● WHAT YOU ARE ASKED TO DO
Output the full listing below exactly, without the pictures.

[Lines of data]
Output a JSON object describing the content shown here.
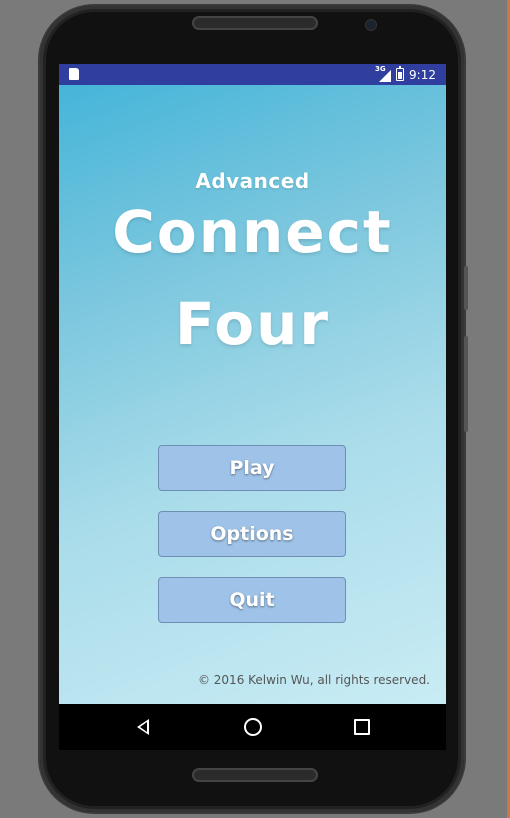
{
  "status_bar": {
    "network": "3G",
    "time": "9:12",
    "left_icon": "sd-card-icon",
    "signal_icon": "signal-icon",
    "battery_icon": "battery-charging-icon",
    "background_color": "#303f9f"
  },
  "title": {
    "small": "Advanced",
    "line1": "Connect",
    "line2": "Four"
  },
  "menu": {
    "play_label": "Play",
    "options_label": "Options",
    "quit_label": "Quit",
    "button_color": "#9fc3e8"
  },
  "footer": {
    "copyright": "© 2016 Kelwin Wu, all rights reserved."
  },
  "nav_bar": {
    "back_icon": "back-icon",
    "home_icon": "home-icon",
    "recent_icon": "recent-apps-icon"
  }
}
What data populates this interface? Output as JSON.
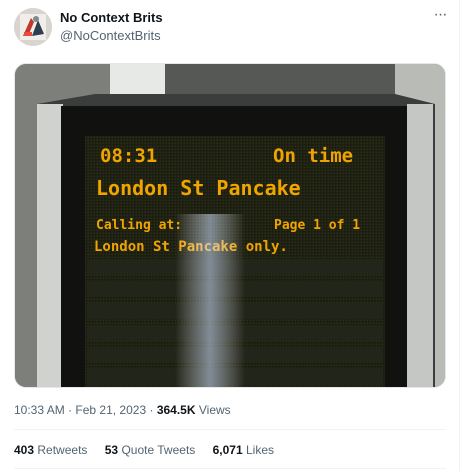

● WRITTEN REPLY
Output a JSON object describing the content shown here.
{
  "status_bar": {
    "network": "3G",
    "time": "9:12",
    "left_icon": "sd-card-icon",
    "signal_icon": "signal-icon",
    "battery_icon": "battery-charging-icon",
    "background_color": "#303f9f"
  },
  "title": {
    "small": "Advanced",
    "line1": "Connect",
    "line2": "Four"
  },
  "menu": {
    "play_label": "Play",
    "options_label": "Options",
    "quit_label": "Quit",
    "button_color": "#9fc3e8"
  },
  "footer": {
    "copyright": "© 2016 Kelwin Wu, all rights reserved."
  },
  "nav_bar": {
    "back_icon": "back-icon",
    "home_icon": "home-icon",
    "recent_icon": "recent-apps-icon"
  }
}
What data populates this interface? Output as JSON.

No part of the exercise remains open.